Records in a dataset
--- --- ---

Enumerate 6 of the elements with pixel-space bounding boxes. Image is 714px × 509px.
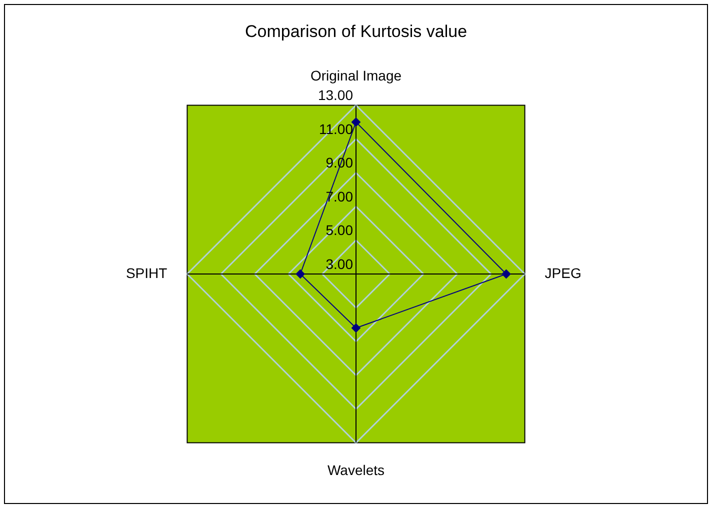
spoke-label: Original Image: [310, 68, 402, 84]
spoke-label: SPIHT: [126, 264, 168, 281]
y-tick-label: 13.00: [318, 87, 354, 104]
chart-title: Comparison of Kurtosis value: [244, 22, 468, 41]
spoke-label: JPEG: [544, 264, 582, 281]
spoke-label: Wavelets: [327, 462, 385, 478]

--- --- ---

*What you have to do*
Lay out every line of the records as a numbered list, skipping blank lines. Leave the pictures out.

*The output*
1. Enumerate 6 of the elements with pixel-space bounding boxes. Image is 714px × 509px.
2. spoke-label: Original Image: [310, 68, 402, 84]
3. spoke-label: SPIHT: [126, 264, 168, 281]
4. y-tick-label: 13.00: [318, 87, 354, 104]
5. chart-title: Comparison of Kurtosis value: [244, 22, 468, 41]
6. spoke-label: JPEG: [544, 264, 582, 281]
7. spoke-label: Wavelets: [327, 462, 385, 478]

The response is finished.